Which lines in the records below contain the word "claudin"? Report each of them.

(Data entries)

=== Begin Enclosure ===

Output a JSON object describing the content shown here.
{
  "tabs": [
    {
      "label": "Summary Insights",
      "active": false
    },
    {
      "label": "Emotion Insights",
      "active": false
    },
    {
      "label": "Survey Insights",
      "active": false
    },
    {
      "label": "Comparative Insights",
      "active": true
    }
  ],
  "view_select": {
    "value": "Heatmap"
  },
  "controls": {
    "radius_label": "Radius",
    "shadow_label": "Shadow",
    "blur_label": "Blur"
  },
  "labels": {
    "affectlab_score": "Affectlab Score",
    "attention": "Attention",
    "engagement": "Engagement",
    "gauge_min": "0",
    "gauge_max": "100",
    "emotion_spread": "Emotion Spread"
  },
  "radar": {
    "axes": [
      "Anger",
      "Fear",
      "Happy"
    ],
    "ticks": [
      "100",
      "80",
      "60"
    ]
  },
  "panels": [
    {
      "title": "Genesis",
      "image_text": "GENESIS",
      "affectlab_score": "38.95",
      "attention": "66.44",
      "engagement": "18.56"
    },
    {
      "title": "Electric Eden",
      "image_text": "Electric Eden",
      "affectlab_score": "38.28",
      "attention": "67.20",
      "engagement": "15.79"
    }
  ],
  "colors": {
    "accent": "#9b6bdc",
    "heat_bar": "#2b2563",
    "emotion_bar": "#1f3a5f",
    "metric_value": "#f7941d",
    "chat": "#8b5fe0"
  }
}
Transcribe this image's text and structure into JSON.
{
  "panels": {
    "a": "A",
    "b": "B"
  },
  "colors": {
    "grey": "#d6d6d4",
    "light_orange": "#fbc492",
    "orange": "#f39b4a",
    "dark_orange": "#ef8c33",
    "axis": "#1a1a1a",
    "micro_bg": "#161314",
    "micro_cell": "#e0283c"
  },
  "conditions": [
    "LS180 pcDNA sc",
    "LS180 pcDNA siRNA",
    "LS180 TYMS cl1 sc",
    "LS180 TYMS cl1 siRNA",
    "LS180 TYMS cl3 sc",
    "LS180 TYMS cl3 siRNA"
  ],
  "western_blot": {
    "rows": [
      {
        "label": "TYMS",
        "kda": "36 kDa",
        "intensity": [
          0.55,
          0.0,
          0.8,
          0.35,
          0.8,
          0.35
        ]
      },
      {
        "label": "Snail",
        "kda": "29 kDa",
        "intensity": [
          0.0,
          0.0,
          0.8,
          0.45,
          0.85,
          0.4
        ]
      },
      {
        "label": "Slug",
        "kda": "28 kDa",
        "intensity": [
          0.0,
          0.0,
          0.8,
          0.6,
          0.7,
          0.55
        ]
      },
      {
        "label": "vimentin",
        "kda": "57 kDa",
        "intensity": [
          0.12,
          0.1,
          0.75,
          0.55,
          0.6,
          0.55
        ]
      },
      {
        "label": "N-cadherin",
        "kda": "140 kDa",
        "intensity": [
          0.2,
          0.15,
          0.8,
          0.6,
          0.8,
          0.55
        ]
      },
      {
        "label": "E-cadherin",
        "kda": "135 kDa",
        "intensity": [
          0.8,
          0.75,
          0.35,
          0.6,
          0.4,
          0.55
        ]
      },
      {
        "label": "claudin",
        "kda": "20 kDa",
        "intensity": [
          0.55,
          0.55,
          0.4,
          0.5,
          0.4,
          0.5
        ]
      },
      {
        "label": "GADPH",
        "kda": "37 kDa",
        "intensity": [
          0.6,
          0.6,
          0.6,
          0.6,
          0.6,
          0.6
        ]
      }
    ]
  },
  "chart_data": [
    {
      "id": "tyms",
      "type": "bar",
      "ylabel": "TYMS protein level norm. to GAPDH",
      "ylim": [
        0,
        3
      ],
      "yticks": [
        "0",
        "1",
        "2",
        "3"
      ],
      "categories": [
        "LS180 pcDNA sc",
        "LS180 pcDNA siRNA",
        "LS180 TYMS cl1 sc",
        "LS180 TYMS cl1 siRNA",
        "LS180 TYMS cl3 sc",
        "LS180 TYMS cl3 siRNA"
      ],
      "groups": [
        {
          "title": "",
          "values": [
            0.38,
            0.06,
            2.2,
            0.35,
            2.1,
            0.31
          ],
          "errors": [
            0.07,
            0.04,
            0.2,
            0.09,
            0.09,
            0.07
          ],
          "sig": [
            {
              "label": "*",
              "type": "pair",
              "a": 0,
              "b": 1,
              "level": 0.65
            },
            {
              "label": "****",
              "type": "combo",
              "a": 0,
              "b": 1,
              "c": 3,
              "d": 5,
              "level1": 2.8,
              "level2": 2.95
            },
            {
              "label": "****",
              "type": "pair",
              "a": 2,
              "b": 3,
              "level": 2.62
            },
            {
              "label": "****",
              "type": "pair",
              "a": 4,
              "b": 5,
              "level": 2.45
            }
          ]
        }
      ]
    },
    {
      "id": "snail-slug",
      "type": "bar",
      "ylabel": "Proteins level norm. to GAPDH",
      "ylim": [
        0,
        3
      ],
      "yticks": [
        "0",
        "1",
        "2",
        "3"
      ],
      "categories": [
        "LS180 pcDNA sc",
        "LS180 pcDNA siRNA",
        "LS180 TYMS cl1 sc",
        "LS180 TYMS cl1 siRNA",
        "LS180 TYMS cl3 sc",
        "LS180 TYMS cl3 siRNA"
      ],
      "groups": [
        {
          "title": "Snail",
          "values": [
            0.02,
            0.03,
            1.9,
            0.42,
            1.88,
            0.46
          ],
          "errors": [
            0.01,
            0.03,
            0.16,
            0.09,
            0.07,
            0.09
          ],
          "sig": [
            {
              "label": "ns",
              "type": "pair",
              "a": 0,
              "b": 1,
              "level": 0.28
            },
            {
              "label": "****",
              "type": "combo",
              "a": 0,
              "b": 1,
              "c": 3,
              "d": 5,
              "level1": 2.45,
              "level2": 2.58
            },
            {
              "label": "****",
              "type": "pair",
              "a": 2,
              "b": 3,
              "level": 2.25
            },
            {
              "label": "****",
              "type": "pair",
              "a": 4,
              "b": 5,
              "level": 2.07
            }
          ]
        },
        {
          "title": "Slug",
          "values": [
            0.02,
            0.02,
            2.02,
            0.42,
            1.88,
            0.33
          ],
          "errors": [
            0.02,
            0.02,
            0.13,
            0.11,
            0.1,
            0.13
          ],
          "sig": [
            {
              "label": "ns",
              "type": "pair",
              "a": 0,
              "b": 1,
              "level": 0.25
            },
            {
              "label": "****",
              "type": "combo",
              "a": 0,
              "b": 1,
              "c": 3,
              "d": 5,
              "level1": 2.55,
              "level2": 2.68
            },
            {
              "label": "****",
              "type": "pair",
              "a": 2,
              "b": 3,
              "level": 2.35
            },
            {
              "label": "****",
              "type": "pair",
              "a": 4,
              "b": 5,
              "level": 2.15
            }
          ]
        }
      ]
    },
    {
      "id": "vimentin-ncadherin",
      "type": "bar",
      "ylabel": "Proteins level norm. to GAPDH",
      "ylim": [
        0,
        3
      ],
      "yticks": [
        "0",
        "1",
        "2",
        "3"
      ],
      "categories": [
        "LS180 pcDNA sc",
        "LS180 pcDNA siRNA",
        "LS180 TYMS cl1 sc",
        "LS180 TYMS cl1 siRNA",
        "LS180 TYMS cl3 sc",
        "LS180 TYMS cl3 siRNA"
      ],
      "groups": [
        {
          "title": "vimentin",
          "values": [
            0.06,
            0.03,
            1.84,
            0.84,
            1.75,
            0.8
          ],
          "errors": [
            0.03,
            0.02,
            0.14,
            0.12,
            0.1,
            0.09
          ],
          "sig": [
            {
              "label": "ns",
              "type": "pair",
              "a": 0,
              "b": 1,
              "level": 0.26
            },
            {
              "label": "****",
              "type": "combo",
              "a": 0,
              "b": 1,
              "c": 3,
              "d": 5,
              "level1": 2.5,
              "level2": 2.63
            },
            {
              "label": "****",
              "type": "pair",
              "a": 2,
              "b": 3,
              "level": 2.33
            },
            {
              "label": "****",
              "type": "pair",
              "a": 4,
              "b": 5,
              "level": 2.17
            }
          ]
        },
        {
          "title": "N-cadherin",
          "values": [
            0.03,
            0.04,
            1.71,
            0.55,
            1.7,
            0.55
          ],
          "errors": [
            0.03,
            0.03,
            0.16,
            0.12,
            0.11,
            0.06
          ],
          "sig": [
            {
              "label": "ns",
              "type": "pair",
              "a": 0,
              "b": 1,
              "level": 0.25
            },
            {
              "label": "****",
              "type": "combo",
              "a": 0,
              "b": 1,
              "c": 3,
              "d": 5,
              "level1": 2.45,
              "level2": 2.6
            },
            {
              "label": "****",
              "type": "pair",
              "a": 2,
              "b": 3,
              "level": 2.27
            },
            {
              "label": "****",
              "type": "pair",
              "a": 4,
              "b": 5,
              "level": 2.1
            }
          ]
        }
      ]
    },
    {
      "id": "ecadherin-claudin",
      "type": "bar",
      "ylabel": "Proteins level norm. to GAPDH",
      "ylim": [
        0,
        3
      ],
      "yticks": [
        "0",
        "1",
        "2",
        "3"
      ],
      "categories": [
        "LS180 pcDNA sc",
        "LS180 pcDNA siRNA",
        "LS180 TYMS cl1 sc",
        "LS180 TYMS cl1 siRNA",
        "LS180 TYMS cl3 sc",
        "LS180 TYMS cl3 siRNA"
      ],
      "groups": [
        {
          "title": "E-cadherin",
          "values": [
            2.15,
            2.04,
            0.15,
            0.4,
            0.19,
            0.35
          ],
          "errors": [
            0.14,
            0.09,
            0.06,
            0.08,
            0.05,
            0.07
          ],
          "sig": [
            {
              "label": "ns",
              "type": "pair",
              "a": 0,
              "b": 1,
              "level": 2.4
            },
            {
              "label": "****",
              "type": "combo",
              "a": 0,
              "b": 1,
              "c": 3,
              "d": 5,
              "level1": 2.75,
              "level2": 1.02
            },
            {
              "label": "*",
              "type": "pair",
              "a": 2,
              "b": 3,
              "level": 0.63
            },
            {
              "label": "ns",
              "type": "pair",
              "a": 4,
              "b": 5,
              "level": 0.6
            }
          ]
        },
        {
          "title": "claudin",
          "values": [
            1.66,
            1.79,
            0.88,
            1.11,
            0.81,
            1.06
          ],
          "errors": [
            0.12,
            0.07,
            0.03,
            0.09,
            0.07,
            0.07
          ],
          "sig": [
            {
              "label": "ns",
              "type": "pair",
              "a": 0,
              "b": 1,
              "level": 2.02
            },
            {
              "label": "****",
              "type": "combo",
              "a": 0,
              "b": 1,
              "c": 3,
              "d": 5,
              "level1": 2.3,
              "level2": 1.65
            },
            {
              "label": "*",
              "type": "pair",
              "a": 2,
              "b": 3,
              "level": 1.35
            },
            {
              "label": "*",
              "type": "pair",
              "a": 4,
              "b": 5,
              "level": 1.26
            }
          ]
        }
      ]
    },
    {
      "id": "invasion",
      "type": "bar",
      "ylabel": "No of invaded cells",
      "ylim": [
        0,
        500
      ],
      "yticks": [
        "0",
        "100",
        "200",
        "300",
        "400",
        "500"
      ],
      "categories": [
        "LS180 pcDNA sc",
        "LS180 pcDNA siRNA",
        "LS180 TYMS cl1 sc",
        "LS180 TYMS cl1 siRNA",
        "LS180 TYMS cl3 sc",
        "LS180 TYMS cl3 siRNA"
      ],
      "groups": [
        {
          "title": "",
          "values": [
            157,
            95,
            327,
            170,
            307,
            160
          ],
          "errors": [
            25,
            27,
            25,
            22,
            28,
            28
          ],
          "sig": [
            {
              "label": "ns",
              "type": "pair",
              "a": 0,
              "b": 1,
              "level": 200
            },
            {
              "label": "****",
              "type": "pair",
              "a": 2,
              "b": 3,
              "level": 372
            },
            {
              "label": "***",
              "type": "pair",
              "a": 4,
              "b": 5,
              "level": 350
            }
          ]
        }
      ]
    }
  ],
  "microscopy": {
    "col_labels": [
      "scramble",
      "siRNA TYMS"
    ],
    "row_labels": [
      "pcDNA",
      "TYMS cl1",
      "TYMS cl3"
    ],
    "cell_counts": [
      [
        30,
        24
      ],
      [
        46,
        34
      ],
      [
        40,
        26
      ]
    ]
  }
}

=== End Enclosure ===

ANSWER TO THIS PROBLEM
        "label": "claudin",
      "id": "ecadherin-claudin",
          "title": "claudin",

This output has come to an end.